**THE RECORDS:**
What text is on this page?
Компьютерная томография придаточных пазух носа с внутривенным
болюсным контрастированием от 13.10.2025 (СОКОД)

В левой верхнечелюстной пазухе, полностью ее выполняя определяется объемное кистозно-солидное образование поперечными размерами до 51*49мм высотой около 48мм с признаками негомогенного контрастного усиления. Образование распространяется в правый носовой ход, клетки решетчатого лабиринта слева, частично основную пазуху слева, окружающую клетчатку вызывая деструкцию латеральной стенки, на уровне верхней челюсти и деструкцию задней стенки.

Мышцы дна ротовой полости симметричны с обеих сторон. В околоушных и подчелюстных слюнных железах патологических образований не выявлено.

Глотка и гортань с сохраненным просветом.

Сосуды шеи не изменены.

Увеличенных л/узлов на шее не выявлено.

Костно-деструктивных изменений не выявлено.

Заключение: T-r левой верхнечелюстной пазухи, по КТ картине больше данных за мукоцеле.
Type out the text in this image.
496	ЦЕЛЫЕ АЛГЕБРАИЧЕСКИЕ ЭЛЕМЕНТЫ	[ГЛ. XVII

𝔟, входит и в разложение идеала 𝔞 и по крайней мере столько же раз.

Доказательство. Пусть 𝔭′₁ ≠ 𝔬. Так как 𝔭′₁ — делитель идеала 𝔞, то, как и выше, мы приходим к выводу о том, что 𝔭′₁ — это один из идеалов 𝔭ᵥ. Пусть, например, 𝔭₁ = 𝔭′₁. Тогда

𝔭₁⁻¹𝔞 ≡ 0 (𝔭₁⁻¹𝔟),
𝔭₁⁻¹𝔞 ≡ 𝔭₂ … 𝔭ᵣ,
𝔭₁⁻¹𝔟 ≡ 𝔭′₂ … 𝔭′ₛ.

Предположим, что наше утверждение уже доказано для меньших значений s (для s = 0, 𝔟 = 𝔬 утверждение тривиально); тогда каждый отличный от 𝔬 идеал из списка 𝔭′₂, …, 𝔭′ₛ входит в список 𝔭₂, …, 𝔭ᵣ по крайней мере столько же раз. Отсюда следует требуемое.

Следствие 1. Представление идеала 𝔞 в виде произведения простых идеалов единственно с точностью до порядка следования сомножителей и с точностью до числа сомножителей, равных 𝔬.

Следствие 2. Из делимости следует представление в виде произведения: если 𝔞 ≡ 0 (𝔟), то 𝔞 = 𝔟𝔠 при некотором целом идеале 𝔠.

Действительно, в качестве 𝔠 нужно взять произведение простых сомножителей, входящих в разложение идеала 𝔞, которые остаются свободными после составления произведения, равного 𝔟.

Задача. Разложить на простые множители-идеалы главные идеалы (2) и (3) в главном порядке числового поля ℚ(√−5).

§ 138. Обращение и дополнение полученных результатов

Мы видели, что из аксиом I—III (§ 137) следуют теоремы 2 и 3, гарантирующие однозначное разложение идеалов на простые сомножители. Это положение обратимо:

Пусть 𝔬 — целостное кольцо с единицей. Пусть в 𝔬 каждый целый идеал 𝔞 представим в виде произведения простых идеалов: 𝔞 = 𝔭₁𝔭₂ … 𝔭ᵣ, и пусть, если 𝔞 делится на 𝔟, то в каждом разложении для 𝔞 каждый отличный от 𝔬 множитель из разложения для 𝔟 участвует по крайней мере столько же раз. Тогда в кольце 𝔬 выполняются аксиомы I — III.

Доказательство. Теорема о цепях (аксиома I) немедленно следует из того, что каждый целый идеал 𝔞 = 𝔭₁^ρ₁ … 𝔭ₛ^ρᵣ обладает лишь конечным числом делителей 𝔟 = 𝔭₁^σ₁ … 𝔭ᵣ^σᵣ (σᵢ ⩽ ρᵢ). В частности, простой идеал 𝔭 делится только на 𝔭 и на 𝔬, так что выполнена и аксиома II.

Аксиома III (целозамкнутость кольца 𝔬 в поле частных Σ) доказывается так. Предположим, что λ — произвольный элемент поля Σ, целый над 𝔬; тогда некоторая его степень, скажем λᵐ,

**DIRECTIONS FOR THIS TASK:** Your task is to transcribe the material exactly.

**EXERCISE RESULT:**
What text is on this page?
Компьютерная томография придаточных пазух носа с внутривенным
болюсным контрастированием от 13.10.2025 (СОКОД)

В левой верхнечелюстной пазухе, полностью ее выполняя определяется объемное кистозно-солидное образование поперечными размерами до 51*49мм высотой около 48мм с признаками негомогенного контрастного усиления. Образование распространяется в правый носовой ход, клетки решетчатого лабиринта слева, частично основную пазуху слева, окружающую клетчатку вызывая деструкцию латеральной стенки, на уровне верхней челюсти и деструкцию задней стенки.

Мышцы дна ротовой полости симметричны с обеих сторон. В околоушных и подчелюстных слюнных железах патологических образований не выявлено.

Глотка и гортань с сохраненным просветом.

Сосуды шеи не изменены.

Увеличенных л/узлов на шее не выявлено.

Костно-деструктивных изменений не выявлено.

Заключение: T-r левой верхнечелюстной пазухи, по КТ картине больше данных за мукоцеле.
Type out the text in this image.
496	ЦЕЛЫЕ АЛГЕБРАИЧЕСКИЕ ЭЛЕМЕНТЫ	[ГЛ. XVII

𝔟, входит и в разложение идеала 𝔞 и по крайней мере столько же раз.

Доказательство. Пусть 𝔭′₁ ≠ 𝔬. Так как 𝔭′₁ — делитель идеала 𝔞, то, как и выше, мы приходим к выводу о том, что 𝔭′₁ — это один из идеалов 𝔭ᵥ. Пусть, например, 𝔭₁ = 𝔭′₁. Тогда

𝔭₁⁻¹𝔞 ≡ 0 (𝔭₁⁻¹𝔟),
𝔭₁⁻¹𝔞 ≡ 𝔭₂ … 𝔭ᵣ,
𝔭₁⁻¹𝔟 ≡ 𝔭′₂ … 𝔭′ₛ.

Предположим, что наше утверждение уже доказано для меньших значений s (для s = 0, 𝔟 = 𝔬 утверждение тривиально); тогда каждый отличный от 𝔬 идеал из списка 𝔭′₂, …, 𝔭′ₛ входит в список 𝔭₂, …, 𝔭ᵣ по крайней мере столько же раз. Отсюда следует требуемое.

Следствие 1. Представление идеала 𝔞 в виде произведения простых идеалов единственно с точностью до порядка следования сомножителей и с точностью до числа сомножителей, равных 𝔬.

Следствие 2. Из делимости следует представление в виде произведения: если 𝔞 ≡ 0 (𝔟), то 𝔞 = 𝔟𝔠 при некотором целом идеале 𝔠.

Действительно, в качестве 𝔠 нужно взять произведение простых сомножителей, входящих в разложение идеала 𝔞, которые остаются свободными после составления произведения, равного 𝔟.

Задача. Разложить на простые множители-идеалы главные идеалы (2) и (3) в главном порядке числового поля ℚ(√−5).

§ 138. Обращение и дополнение полученных результатов

Мы видели, что из аксиом I—III (§ 137) следуют теоремы 2 и 3, гарантирующие однозначное разложение идеалов на простые сомножители. Это положение обратимо:

Пусть 𝔬 — целостное кольцо с единицей. Пусть в 𝔬 каждый целый идеал 𝔞 представим в виде произведения простых идеалов: 𝔞 = 𝔭₁𝔭₂ … 𝔭ᵣ, и пусть, если 𝔞 делится на 𝔟, то в каждом разложении для 𝔞 каждый отличный от 𝔬 множитель из разложения для 𝔟 участвует по крайней мере столько же раз. Тогда в кольце 𝔬 выполняются аксиомы I — III.

Доказательство. Теорема о цепях (аксиома I) немедленно следует из того, что каждый целый идеал 𝔞 = 𝔭₁^ρ₁ … 𝔭ₛ^ρᵣ обладает лишь конечным числом делителей 𝔟 = 𝔭₁^σ₁ … 𝔭ᵣ^σᵣ (σᵢ ⩽ ρᵢ). В частности, простой идеал 𝔭 делится только на 𝔭 и на 𝔬, так что выполнена и аксиома II.

Аксиома III (целозамкнутость кольца 𝔬 в поле частных Σ) доказывается так. Предположим, что λ — произвольный элемент поля Σ, целый над 𝔬; тогда некоторая его степень, скажем λᵐ,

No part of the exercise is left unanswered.